### EXERCISE AIM
Omit the images. Copy each entry word for word.

-- START RECORDED DATA --

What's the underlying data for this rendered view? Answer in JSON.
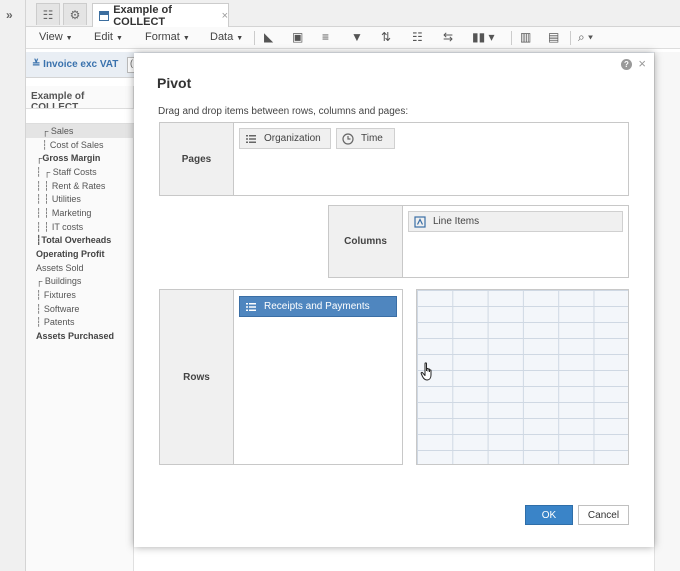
{
  "toolbar": {
    "doc_tab_label": "Example of COLLECT",
    "tab_close": "×",
    "expand_glyph": "»"
  },
  "menu": {
    "view": "View",
    "edit": "Edit",
    "format": "Format",
    "data": "Data"
  },
  "filter": {
    "invoice_label": "Invoice exc VAT",
    "second_filter": "("
  },
  "tree": {
    "title": "Example of COLLECT",
    "items": [
      {
        "label": "Sales",
        "bold": false
      },
      {
        "label": "Cost of Sales",
        "bold": false
      },
      {
        "label": "Gross Margin",
        "bold": true
      },
      {
        "label": "Staff Costs",
        "bold": false
      },
      {
        "label": "Rent & Rates",
        "bold": false
      },
      {
        "label": "Utilities",
        "bold": false
      },
      {
        "label": "Marketing",
        "bold": false
      },
      {
        "label": "IT costs",
        "bold": false
      },
      {
        "label": "Total Overheads",
        "bold": true
      },
      {
        "label": "Operating Profit",
        "bold": true
      },
      {
        "label": "Assets Sold",
        "bold": false
      },
      {
        "label": "Buildings",
        "bold": false
      },
      {
        "label": "Fixtures",
        "bold": false
      },
      {
        "label": "Software",
        "bold": false
      },
      {
        "label": "Patents",
        "bold": false
      },
      {
        "label": "Assets Purchased",
        "bold": true
      }
    ]
  },
  "dialog": {
    "title": "Pivot",
    "help": "?",
    "close": "×",
    "instructions": "Drag and drop items between rows, columns and pages:",
    "pages": {
      "label": "Pages",
      "items": [
        "Organization",
        "Time"
      ]
    },
    "columns": {
      "label": "Columns",
      "items": [
        "Line Items"
      ]
    },
    "rows": {
      "label": "Rows",
      "items": [
        "Receipts and Payments"
      ]
    },
    "ok_label": "OK",
    "cancel_label": "Cancel"
  },
  "colors": {
    "accent": "#3a84c8",
    "chip_active": "#4f86bf",
    "zone_label_bg": "#f0f0f0"
  }
}
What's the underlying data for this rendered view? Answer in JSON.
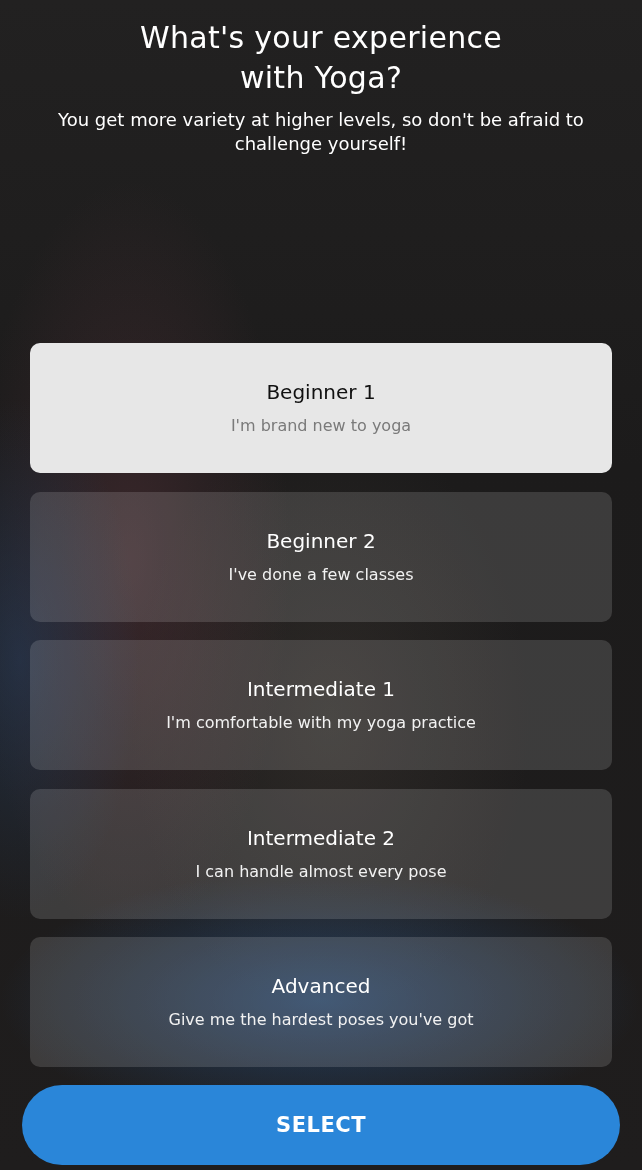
{
  "header": {
    "title": "What's your experience with Yoga?",
    "subtitle": "You get more variety at higher levels, so don't be afraid to challenge yourself!"
  },
  "levels": [
    {
      "title": "Beginner 1",
      "description": "I'm brand new to yoga",
      "selected": true
    },
    {
      "title": "Beginner 2",
      "description": "I've done a few classes",
      "selected": false
    },
    {
      "title": "Intermediate 1",
      "description": "I'm comfortable with my yoga practice",
      "selected": false
    },
    {
      "title": "Intermediate 2",
      "description": "I can handle almost every pose",
      "selected": false
    },
    {
      "title": "Advanced",
      "description": "Give me the hardest poses you've got",
      "selected": false
    }
  ],
  "select_button": {
    "label": "SELECT"
  }
}
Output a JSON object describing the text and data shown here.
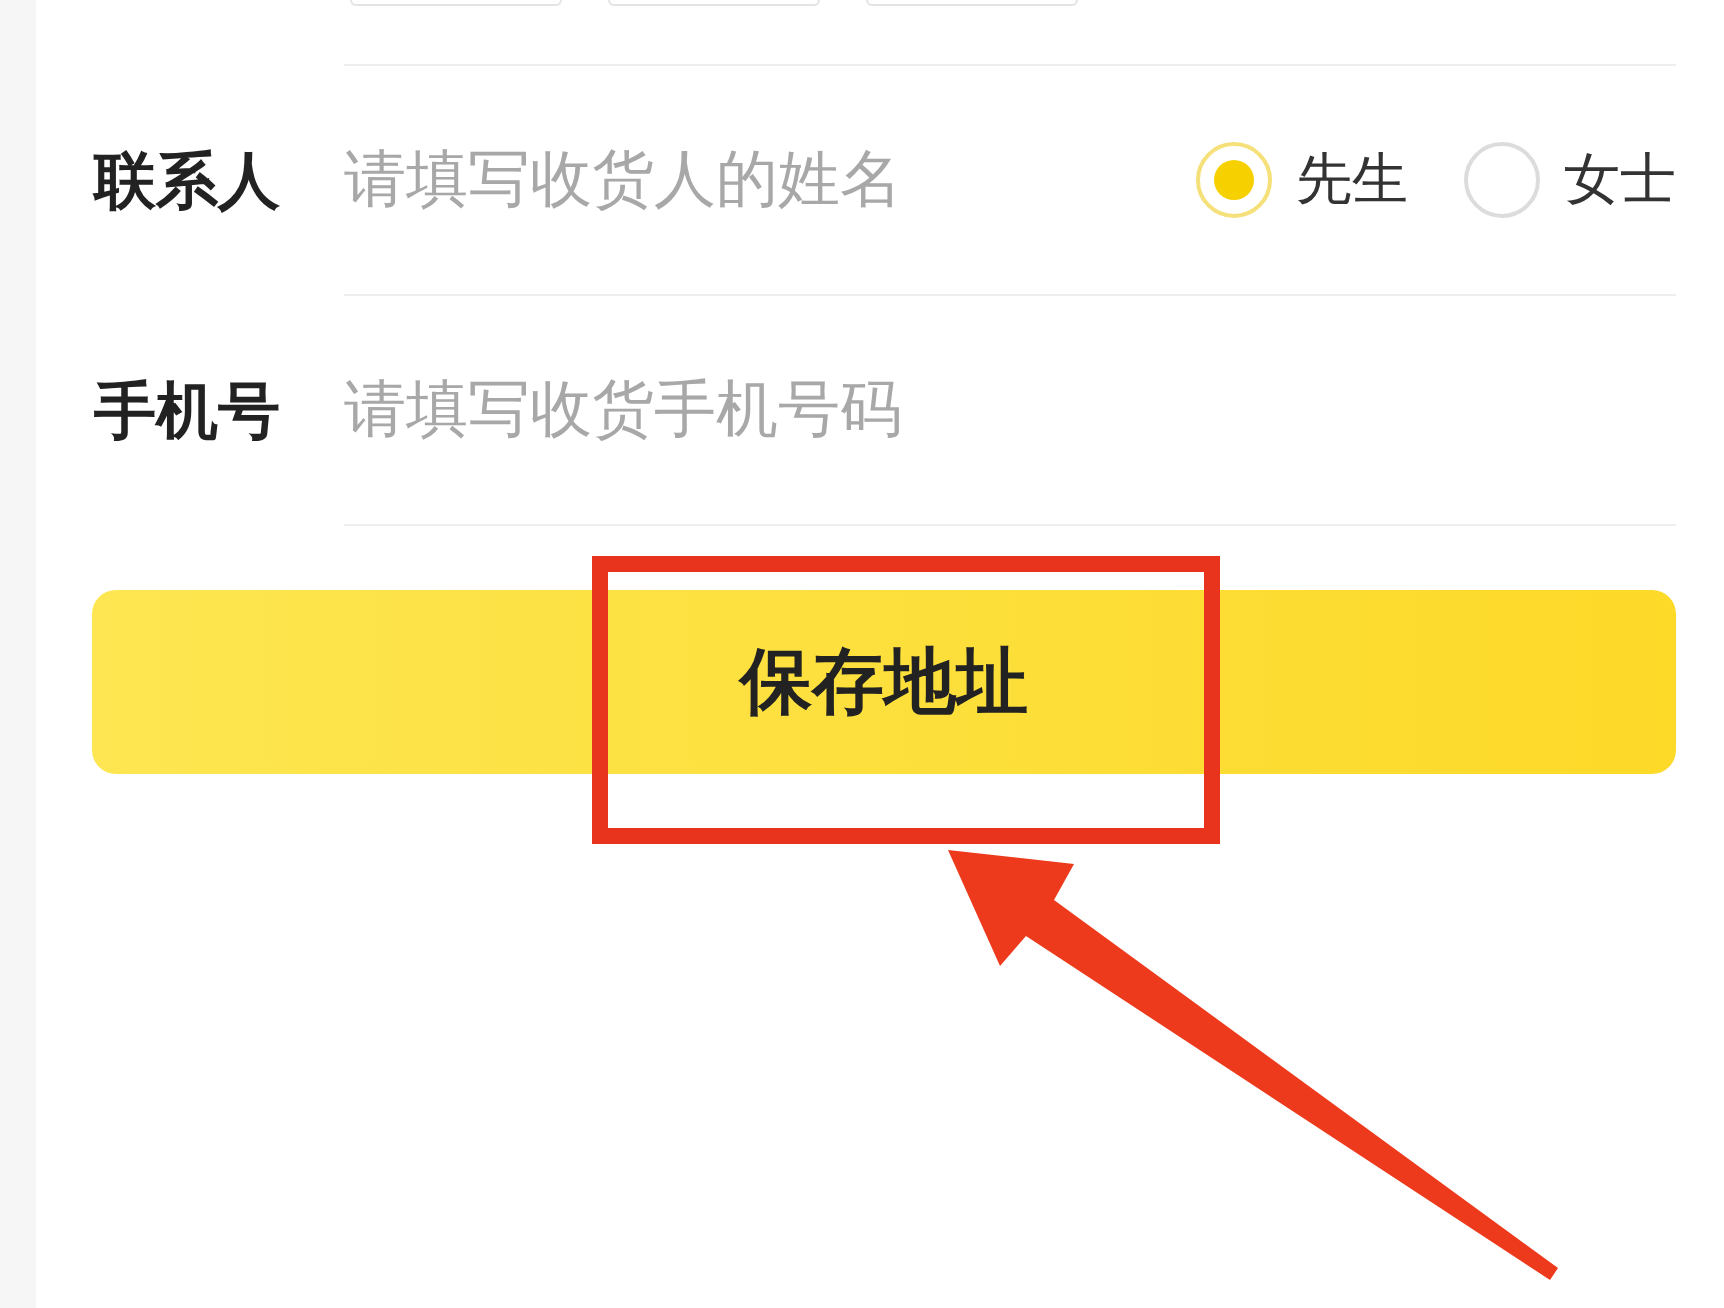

-- END RECORDED DATA --

### THE RESULT
What's the underlying data for this rendered view? Answer in JSON.
{
  "toolbar": {
    "doc_tab_label": "Example of COLLECT",
    "tab_close": "×",
    "expand_glyph": "»"
  },
  "menu": {
    "view": "View",
    "edit": "Edit",
    "format": "Format",
    "data": "Data"
  },
  "filter": {
    "invoice_label": "Invoice exc VAT",
    "second_filter": "("
  },
  "tree": {
    "title": "Example of COLLECT",
    "items": [
      {
        "label": "Sales",
        "bold": false
      },
      {
        "label": "Cost of Sales",
        "bold": false
      },
      {
        "label": "Gross Margin",
        "bold": true
      },
      {
        "label": "Staff Costs",
        "bold": false
      },
      {
        "label": "Rent & Rates",
        "bold": false
      },
      {
        "label": "Utilities",
        "bold": false
      },
      {
        "label": "Marketing",
        "bold": false
      },
      {
        "label": "IT costs",
        "bold": false
      },
      {
        "label": "Total Overheads",
        "bold": true
      },
      {
        "label": "Operating Profit",
        "bold": true
      },
      {
        "label": "Assets Sold",
        "bold": false
      },
      {
        "label": "Buildings",
        "bold": false
      },
      {
        "label": "Fixtures",
        "bold": false
      },
      {
        "label": "Software",
        "bold": false
      },
      {
        "label": "Patents",
        "bold": false
      },
      {
        "label": "Assets Purchased",
        "bold": true
      }
    ]
  },
  "dialog": {
    "title": "Pivot",
    "help": "?",
    "close": "×",
    "instructions": "Drag and drop items between rows, columns and pages:",
    "pages": {
      "label": "Pages",
      "items": [
        "Organization",
        "Time"
      ]
    },
    "columns": {
      "label": "Columns",
      "items": [
        "Line Items"
      ]
    },
    "rows": {
      "label": "Rows",
      "items": [
        "Receipts and Payments"
      ]
    },
    "ok_label": "OK",
    "cancel_label": "Cancel"
  },
  "colors": {
    "accent": "#3a84c8",
    "chip_active": "#4f86bf",
    "zone_label_bg": "#f0f0f0"
  }
}
What's the underlying data for this rendered view? Answer in JSON.
{
  "header": {
    "title": "What's your experience with Yoga?",
    "subtitle": "You get more variety at higher levels, so don't be afraid to challenge yourself!"
  },
  "levels": [
    {
      "title": "Beginner 1",
      "description": "I'm brand new to yoga",
      "selected": true
    },
    {
      "title": "Beginner 2",
      "description": "I've done a few classes",
      "selected": false
    },
    {
      "title": "Intermediate 1",
      "description": "I'm comfortable with my yoga practice",
      "selected": false
    },
    {
      "title": "Intermediate 2",
      "description": "I can handle almost every pose",
      "selected": false
    },
    {
      "title": "Advanced",
      "description": "Give me the hardest poses you've got",
      "selected": false
    }
  ],
  "select_button": {
    "label": "SELECT"
  }
}
Output a JSON object describing the text and data shown here.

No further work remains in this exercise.